- Prompt:
Pictures do not belong in the copy, so please give every entry below again exactly.
====
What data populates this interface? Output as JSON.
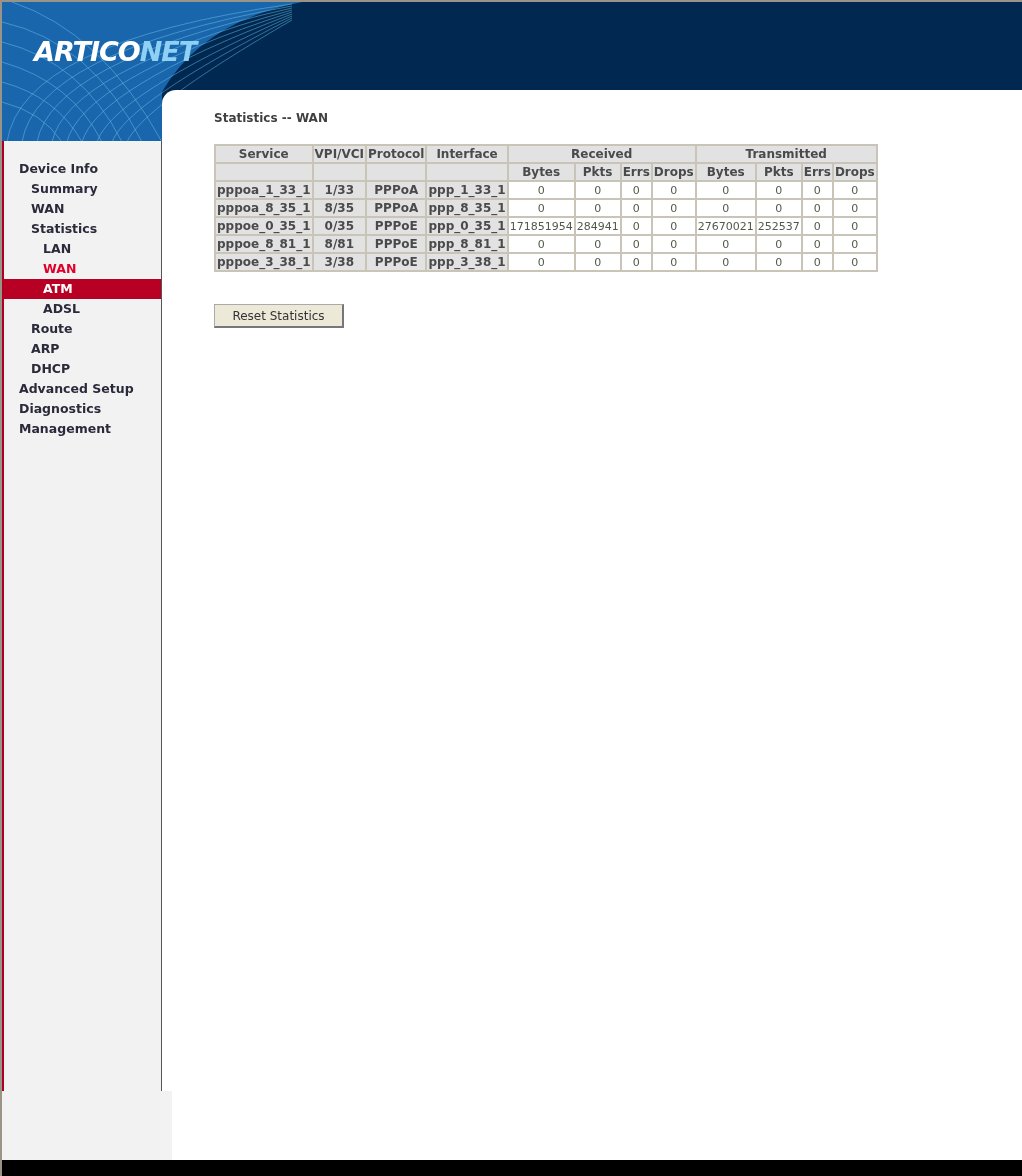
{
  "logo": [
    "ARTICO",
    "NET"
  ],
  "sidebar": {
    "items": [
      {
        "label": "Device Info",
        "selected": false,
        "highlighted": false,
        "children": [
          {
            "label": "Summary",
            "selected": false,
            "highlighted": false
          },
          {
            "label": "WAN",
            "selected": false,
            "highlighted": false
          },
          {
            "label": "Statistics",
            "selected": false,
            "highlighted": false,
            "children": [
              {
                "label": "LAN",
                "selected": false,
                "highlighted": false
              },
              {
                "label": "WAN",
                "selected": true,
                "highlighted": false
              },
              {
                "label": "ATM",
                "selected": false,
                "highlighted": true
              },
              {
                "label": "ADSL",
                "selected": false,
                "highlighted": false
              }
            ]
          },
          {
            "label": "Route",
            "selected": false,
            "highlighted": false
          },
          {
            "label": "ARP",
            "selected": false,
            "highlighted": false
          },
          {
            "label": "DHCP",
            "selected": false,
            "highlighted": false
          }
        ]
      },
      {
        "label": "Advanced Setup",
        "selected": false,
        "highlighted": false
      },
      {
        "label": "Diagnostics",
        "selected": false,
        "highlighted": false
      },
      {
        "label": "Management",
        "selected": false,
        "highlighted": false
      }
    ]
  },
  "page_title": "Statistics -- WAN",
  "table": {
    "columns": [
      "Service",
      "VPI/VCI",
      "Protocol",
      "Interface"
    ],
    "groups": [
      {
        "label": "Received",
        "columns": [
          "Bytes",
          "Pkts",
          "Errs",
          "Drops"
        ]
      },
      {
        "label": "Transmitted",
        "columns": [
          "Bytes",
          "Pkts",
          "Errs",
          "Drops"
        ]
      }
    ],
    "rows": [
      [
        "pppoa_1_33_1",
        "1/33",
        "PPPoA",
        "ppp_1_33_1",
        "0",
        "0",
        "0",
        "0",
        "0",
        "0",
        "0",
        "0"
      ],
      [
        "pppoa_8_35_1",
        "8/35",
        "PPPoA",
        "ppp_8_35_1",
        "0",
        "0",
        "0",
        "0",
        "0",
        "0",
        "0",
        "0"
      ],
      [
        "pppoe_0_35_1",
        "0/35",
        "PPPoE",
        "ppp_0_35_1",
        "171851954",
        "284941",
        "0",
        "0",
        "27670021",
        "252537",
        "0",
        "0"
      ],
      [
        "pppoe_8_81_1",
        "8/81",
        "PPPoE",
        "ppp_8_81_1",
        "0",
        "0",
        "0",
        "0",
        "0",
        "0",
        "0",
        "0"
      ],
      [
        "pppoe_3_38_1",
        "3/38",
        "PPPoE",
        "ppp_3_38_1",
        "0",
        "0",
        "0",
        "0",
        "0",
        "0",
        "0",
        "0"
      ]
    ]
  },
  "buttons": [
    "Reset Statistics"
  ]
}
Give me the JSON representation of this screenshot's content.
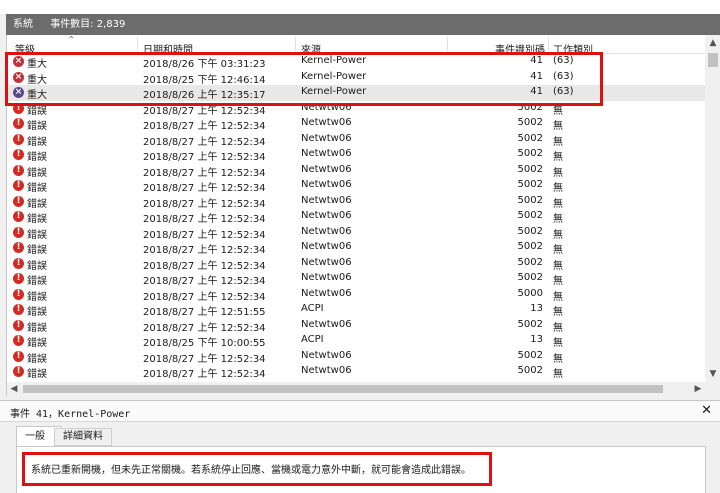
====
- Task result:
What data populates this interface? Output as JSON.
{
  "logo": [
    "ARTICO",
    "NET"
  ],
  "sidebar": {
    "items": [
      {
        "label": "Device Info",
        "selected": false,
        "highlighted": false,
        "children": [
          {
            "label": "Summary",
            "selected": false,
            "highlighted": false
          },
          {
            "label": "WAN",
            "selected": false,
            "highlighted": false
          },
          {
            "label": "Statistics",
            "selected": false,
            "highlighted": false,
            "children": [
              {
                "label": "LAN",
                "selected": false,
                "highlighted": false
              },
              {
                "label": "WAN",
                "selected": true,
                "highlighted": false
              },
              {
                "label": "ATM",
                "selected": false,
                "highlighted": true
              },
              {
                "label": "ADSL",
                "selected": false,
                "highlighted": false
              }
            ]
          },
          {
            "label": "Route",
            "selected": false,
            "highlighted": false
          },
          {
            "label": "ARP",
            "selected": false,
            "highlighted": false
          },
          {
            "label": "DHCP",
            "selected": false,
            "highlighted": false
          }
        ]
      },
      {
        "label": "Advanced Setup",
        "selected": false,
        "highlighted": false
      },
      {
        "label": "Diagnostics",
        "selected": false,
        "highlighted": false
      },
      {
        "label": "Management",
        "selected": false,
        "highlighted": false
      }
    ]
  },
  "page_title": "Statistics -- WAN",
  "table": {
    "columns": [
      "Service",
      "VPI/VCI",
      "Protocol",
      "Interface"
    ],
    "groups": [
      {
        "label": "Received",
        "columns": [
          "Bytes",
          "Pkts",
          "Errs",
          "Drops"
        ]
      },
      {
        "label": "Transmitted",
        "columns": [
          "Bytes",
          "Pkts",
          "Errs",
          "Drops"
        ]
      }
    ],
    "rows": [
      [
        "pppoa_1_33_1",
        "1/33",
        "PPPoA",
        "ppp_1_33_1",
        "0",
        "0",
        "0",
        "0",
        "0",
        "0",
        "0",
        "0"
      ],
      [
        "pppoa_8_35_1",
        "8/35",
        "PPPoA",
        "ppp_8_35_1",
        "0",
        "0",
        "0",
        "0",
        "0",
        "0",
        "0",
        "0"
      ],
      [
        "pppoe_0_35_1",
        "0/35",
        "PPPoE",
        "ppp_0_35_1",
        "171851954",
        "284941",
        "0",
        "0",
        "27670021",
        "252537",
        "0",
        "0"
      ],
      [
        "pppoe_8_81_1",
        "8/81",
        "PPPoE",
        "ppp_8_81_1",
        "0",
        "0",
        "0",
        "0",
        "0",
        "0",
        "0",
        "0"
      ],
      [
        "pppoe_3_38_1",
        "3/38",
        "PPPoE",
        "ppp_3_38_1",
        "0",
        "0",
        "0",
        "0",
        "0",
        "0",
        "0",
        "0"
      ]
    ]
  },
  "buttons": [
    "Reset Statistics"
  ]
}
Give me the JSON representation of this screenshot's content.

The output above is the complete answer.